**** Records for this exercise ****

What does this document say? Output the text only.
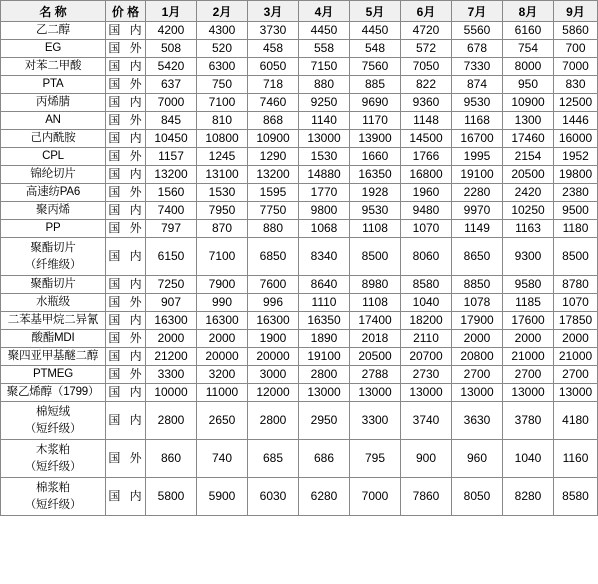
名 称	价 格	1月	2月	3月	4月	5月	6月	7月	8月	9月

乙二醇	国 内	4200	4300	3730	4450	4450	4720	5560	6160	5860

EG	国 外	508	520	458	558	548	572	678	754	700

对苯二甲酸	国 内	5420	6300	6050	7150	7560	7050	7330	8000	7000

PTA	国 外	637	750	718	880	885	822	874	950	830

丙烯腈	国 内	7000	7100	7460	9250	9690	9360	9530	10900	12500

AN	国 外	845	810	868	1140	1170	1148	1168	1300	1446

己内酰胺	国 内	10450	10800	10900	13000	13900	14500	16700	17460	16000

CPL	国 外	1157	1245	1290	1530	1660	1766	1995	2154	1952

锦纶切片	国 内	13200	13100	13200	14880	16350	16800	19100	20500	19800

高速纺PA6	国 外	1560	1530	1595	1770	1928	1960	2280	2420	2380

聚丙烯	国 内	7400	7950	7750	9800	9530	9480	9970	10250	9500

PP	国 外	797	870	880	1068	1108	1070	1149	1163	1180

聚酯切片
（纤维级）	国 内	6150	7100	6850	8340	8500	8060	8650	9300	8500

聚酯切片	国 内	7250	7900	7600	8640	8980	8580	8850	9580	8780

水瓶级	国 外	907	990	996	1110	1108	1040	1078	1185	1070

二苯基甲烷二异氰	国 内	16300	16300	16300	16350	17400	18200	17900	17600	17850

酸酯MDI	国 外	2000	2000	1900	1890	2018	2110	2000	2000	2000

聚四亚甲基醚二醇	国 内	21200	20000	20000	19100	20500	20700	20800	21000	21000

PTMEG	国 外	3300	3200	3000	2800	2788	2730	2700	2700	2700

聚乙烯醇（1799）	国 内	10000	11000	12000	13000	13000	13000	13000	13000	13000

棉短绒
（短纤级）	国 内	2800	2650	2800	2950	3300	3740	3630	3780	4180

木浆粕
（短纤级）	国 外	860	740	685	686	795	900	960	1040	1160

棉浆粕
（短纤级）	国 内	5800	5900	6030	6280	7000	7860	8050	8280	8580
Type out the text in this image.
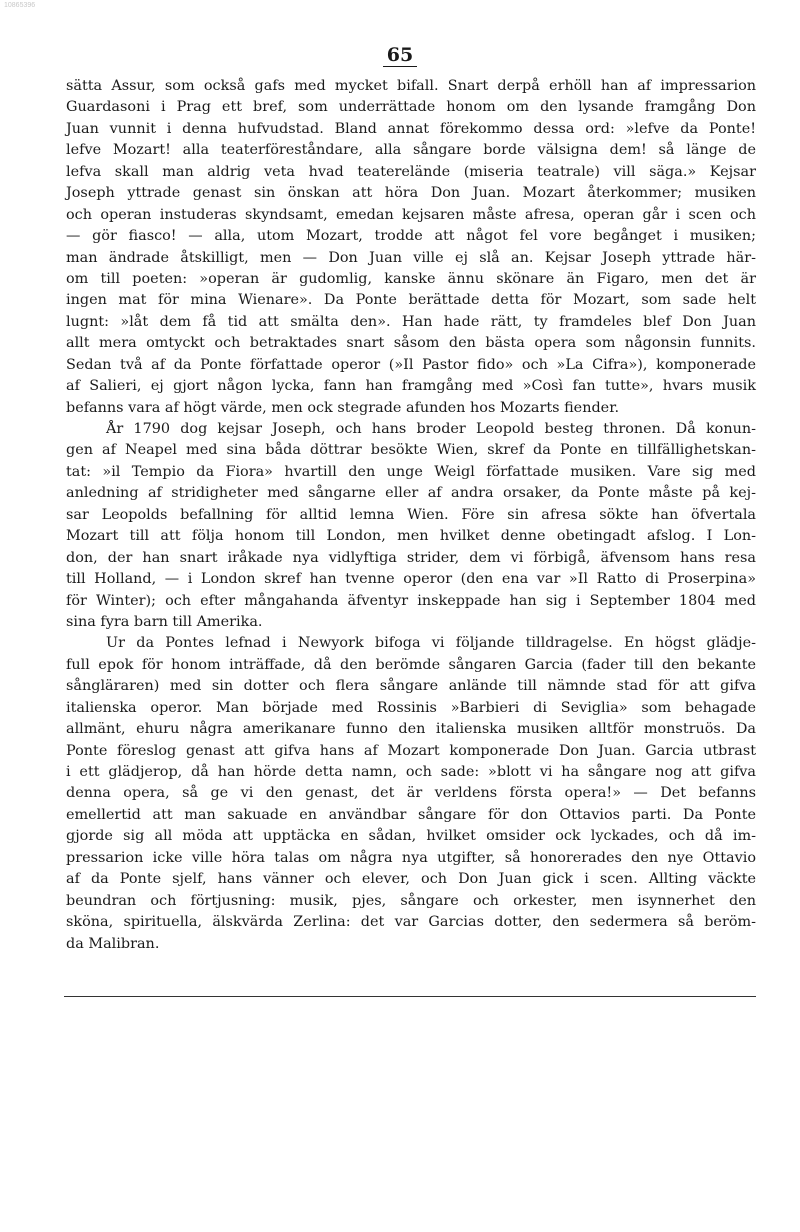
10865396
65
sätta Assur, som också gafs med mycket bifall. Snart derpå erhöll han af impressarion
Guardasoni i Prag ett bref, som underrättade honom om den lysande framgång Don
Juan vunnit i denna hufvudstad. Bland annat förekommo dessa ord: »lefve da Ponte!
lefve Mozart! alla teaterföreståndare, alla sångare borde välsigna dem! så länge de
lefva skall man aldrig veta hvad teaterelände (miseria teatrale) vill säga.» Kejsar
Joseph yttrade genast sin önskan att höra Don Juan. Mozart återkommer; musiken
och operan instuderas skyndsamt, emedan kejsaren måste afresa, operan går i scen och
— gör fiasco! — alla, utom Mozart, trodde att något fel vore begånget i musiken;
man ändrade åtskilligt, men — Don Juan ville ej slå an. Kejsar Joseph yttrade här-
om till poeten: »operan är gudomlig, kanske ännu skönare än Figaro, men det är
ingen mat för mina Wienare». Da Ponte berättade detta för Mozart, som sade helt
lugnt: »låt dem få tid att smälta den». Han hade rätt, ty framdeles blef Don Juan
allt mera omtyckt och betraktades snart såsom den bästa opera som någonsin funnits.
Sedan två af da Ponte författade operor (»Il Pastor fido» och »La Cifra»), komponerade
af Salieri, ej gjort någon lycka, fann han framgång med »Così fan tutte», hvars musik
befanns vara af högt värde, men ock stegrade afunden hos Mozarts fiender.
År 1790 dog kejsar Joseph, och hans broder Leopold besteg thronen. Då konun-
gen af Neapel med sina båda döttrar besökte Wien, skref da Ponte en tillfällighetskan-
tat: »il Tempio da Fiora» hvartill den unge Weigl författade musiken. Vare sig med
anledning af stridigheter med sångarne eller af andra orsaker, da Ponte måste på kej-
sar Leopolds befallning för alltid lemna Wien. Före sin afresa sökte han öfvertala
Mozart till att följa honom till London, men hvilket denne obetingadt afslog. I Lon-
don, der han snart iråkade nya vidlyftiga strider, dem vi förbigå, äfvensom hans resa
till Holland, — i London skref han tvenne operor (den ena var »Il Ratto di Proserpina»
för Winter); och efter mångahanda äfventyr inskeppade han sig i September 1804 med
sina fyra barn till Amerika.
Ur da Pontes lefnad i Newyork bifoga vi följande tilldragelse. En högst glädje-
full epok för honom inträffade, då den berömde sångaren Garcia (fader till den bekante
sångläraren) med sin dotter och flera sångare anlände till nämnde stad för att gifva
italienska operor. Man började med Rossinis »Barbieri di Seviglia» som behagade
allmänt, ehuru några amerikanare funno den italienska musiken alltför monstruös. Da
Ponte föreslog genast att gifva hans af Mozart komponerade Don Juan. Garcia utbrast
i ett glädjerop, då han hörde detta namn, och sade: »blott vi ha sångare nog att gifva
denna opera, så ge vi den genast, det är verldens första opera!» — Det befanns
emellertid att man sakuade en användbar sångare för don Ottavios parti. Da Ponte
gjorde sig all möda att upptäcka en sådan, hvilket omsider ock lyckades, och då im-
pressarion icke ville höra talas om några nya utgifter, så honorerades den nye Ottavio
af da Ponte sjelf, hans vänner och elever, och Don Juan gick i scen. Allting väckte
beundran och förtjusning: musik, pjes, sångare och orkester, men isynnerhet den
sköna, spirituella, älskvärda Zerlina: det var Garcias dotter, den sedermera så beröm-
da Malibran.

****

> [What is expected]: Make a tally of the lines in this data that include the string "framgång", and answer with that tally alone.

> [Expected output]: 2